THE PROBLEM
Lines containing the string "xlabel" are to be counted. Write only how many there are.

TASK INPUT
────────────────────────────────────────

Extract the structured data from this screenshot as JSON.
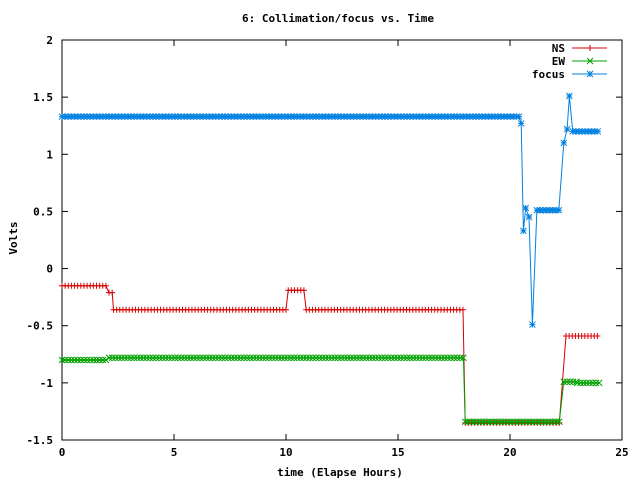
{
  "chart_data": {
    "type": "line",
    "title": "6: Collimation/focus vs. Time",
    "xlabel": "time (Elapse Hours)",
    "ylabel": "Volts",
    "xlim": [
      0,
      25
    ],
    "ylim": [
      -1.5,
      2
    ],
    "xticks": [
      "0",
      "5",
      "10",
      "15",
      "20",
      "25"
    ],
    "xtick_values": [
      0,
      5,
      10,
      15,
      20,
      25
    ],
    "yticks": [
      "-1.5",
      "-1",
      "-0.5",
      "0",
      "0.5",
      "1",
      "1.5",
      "2"
    ],
    "ytick_values": [
      -1.5,
      -1,
      -0.5,
      0,
      0.5,
      1,
      1.5,
      2
    ],
    "grid": false,
    "legend_position": "top-right",
    "series": [
      {
        "name": "NS",
        "color": "#d40000",
        "marker": "plus",
        "segments": [
          {
            "from": 0.0,
            "to": 2.0,
            "y": -0.15
          },
          {
            "from": 2.1,
            "to": 2.3,
            "y": -0.21
          },
          {
            "from": 2.3,
            "to": 10.0,
            "y": -0.36
          },
          {
            "from": 10.1,
            "to": 10.8,
            "y": -0.19
          },
          {
            "from": 10.9,
            "to": 18.0,
            "y": -0.36
          },
          {
            "from": 18.0,
            "to": 22.3,
            "y": -1.35
          },
          {
            "from": 22.5,
            "to": 24.0,
            "y": -0.59
          }
        ]
      },
      {
        "name": "EW",
        "color": "#00a000",
        "marker": "x",
        "segments": [
          {
            "from": 0.0,
            "to": 2.0,
            "y": -0.8
          },
          {
            "from": 2.1,
            "to": 18.0,
            "y": -0.78
          },
          {
            "from": 18.0,
            "to": 22.3,
            "y": -1.34
          },
          {
            "from": 22.4,
            "to": 23.0,
            "y": -0.99
          },
          {
            "from": 23.0,
            "to": 24.0,
            "y": -1.0
          }
        ]
      },
      {
        "name": "focus",
        "color": "#0080e0",
        "marker": "star",
        "segments": [
          {
            "from": 0.0,
            "to": 20.3,
            "y": 1.33
          },
          {
            "from": 20.4,
            "to": 20.4,
            "y": 1.33
          },
          {
            "from": 20.5,
            "to": 20.5,
            "y": 1.27
          },
          {
            "from": 20.6,
            "to": 20.6,
            "y": 0.33
          },
          {
            "from": 20.7,
            "to": 20.7,
            "y": 0.53
          },
          {
            "from": 20.85,
            "to": 20.85,
            "y": 0.45
          },
          {
            "from": 21.0,
            "to": 21.0,
            "y": -0.49
          },
          {
            "from": 21.2,
            "to": 22.3,
            "y": 0.51
          },
          {
            "from": 22.4,
            "to": 22.4,
            "y": 1.1
          },
          {
            "from": 22.55,
            "to": 22.55,
            "y": 1.22
          },
          {
            "from": 22.65,
            "to": 22.65,
            "y": 1.51
          },
          {
            "from": 22.8,
            "to": 24.0,
            "y": 1.2
          }
        ]
      }
    ]
  }
}
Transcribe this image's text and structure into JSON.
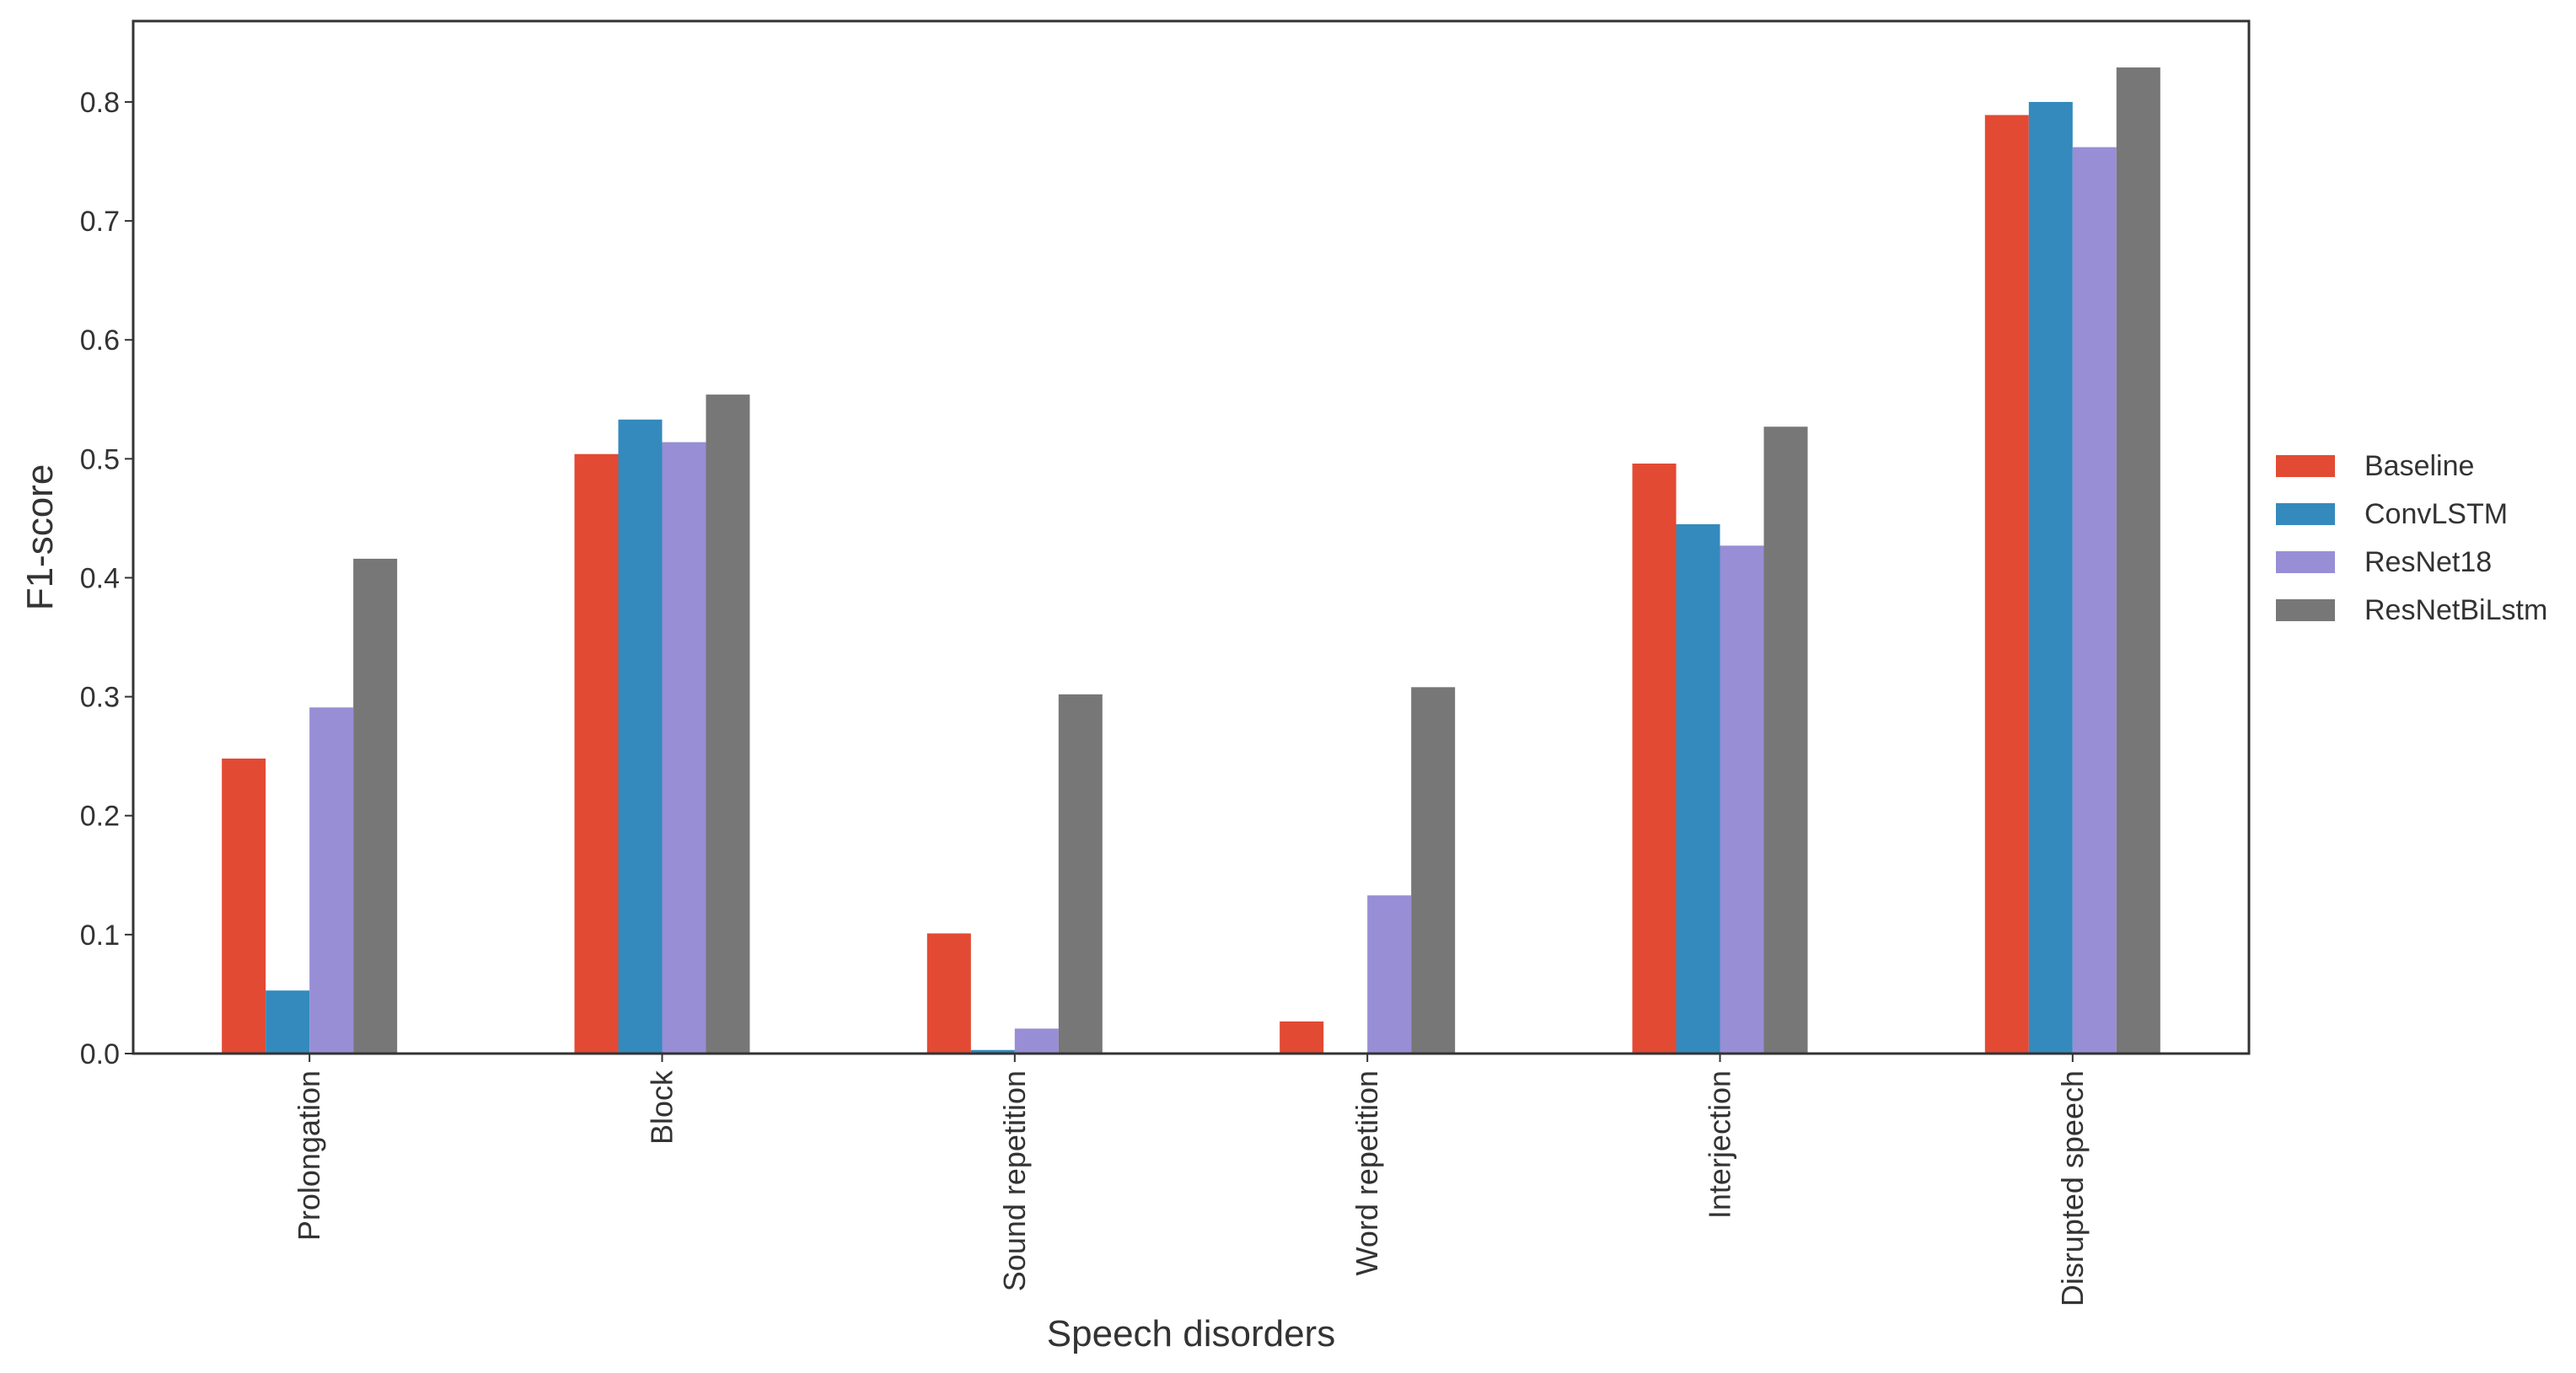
{
  "chart_data": {
    "type": "bar",
    "title": "",
    "xlabel": "Speech disorders",
    "ylabel": "F1-score",
    "ylim": [
      0,
      0.868
    ],
    "yticks": [
      "0.0",
      "0.1",
      "0.2",
      "0.3",
      "0.4",
      "0.5",
      "0.6",
      "0.7",
      "0.8"
    ],
    "grid": false,
    "legend_position": "center-right, outside",
    "categories": [
      "Prolongation",
      "Block",
      "Sound repetition",
      "Word repetition",
      "Interjection",
      "Disrupted speech"
    ],
    "series": [
      {
        "name": "Baseline",
        "color": "#E24A33",
        "values": [
          0.248,
          0.504,
          0.101,
          0.027,
          0.496,
          0.789
        ]
      },
      {
        "name": "ConvLSTM",
        "color": "#348ABD",
        "values": [
          0.053,
          0.533,
          0.003,
          0.0,
          0.445,
          0.8
        ]
      },
      {
        "name": "ResNet18",
        "color": "#988ED5",
        "values": [
          0.291,
          0.514,
          0.021,
          0.133,
          0.427,
          0.762
        ]
      },
      {
        "name": "ResNetBiLstm",
        "color": "#777777",
        "values": [
          0.416,
          0.554,
          0.302,
          0.308,
          0.527,
          0.829
        ]
      }
    ]
  }
}
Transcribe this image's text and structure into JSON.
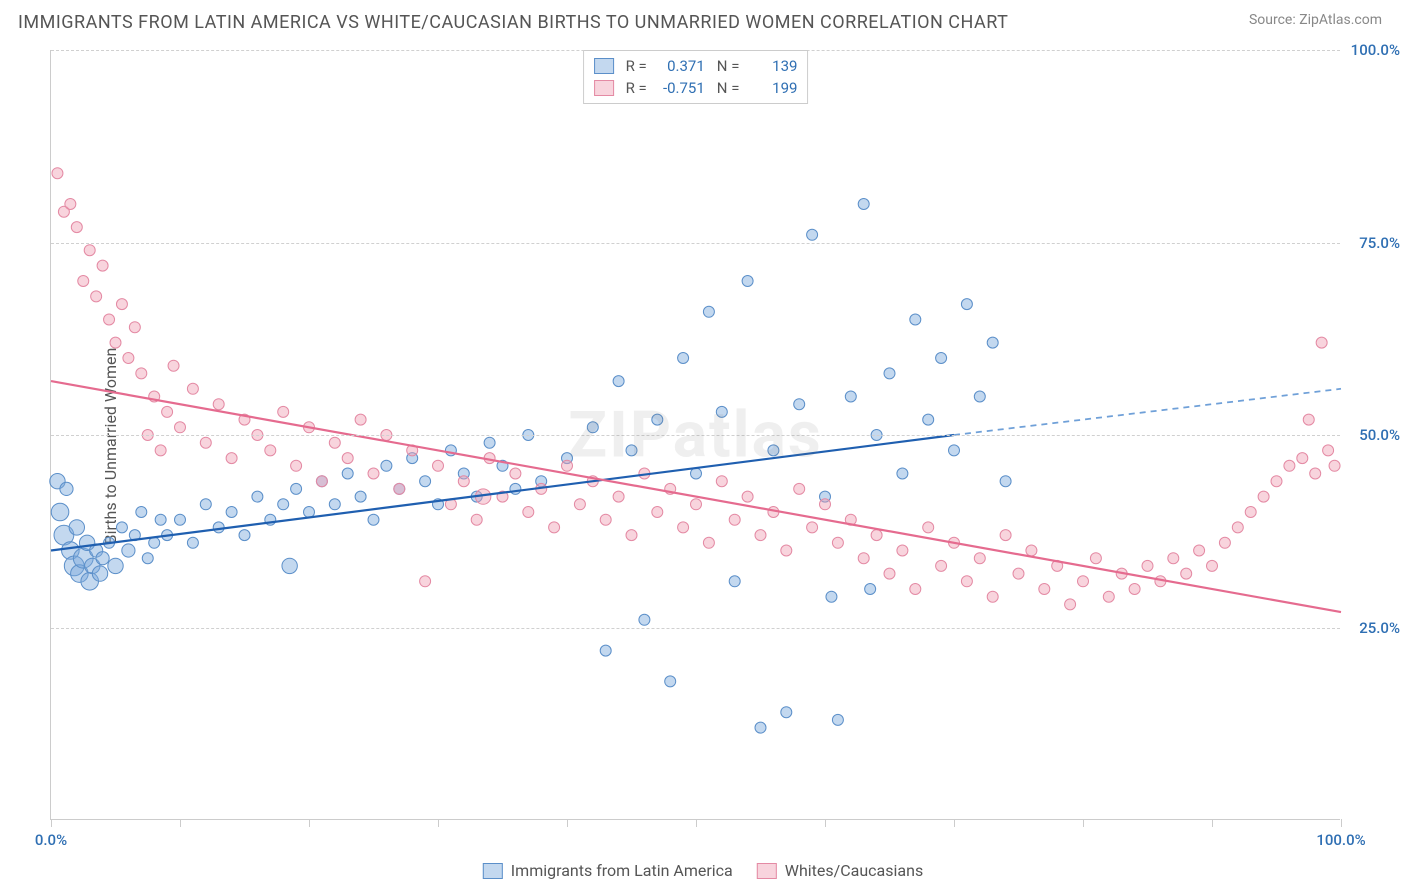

────────────────────────────────────────

CORRECT OUTPUT
2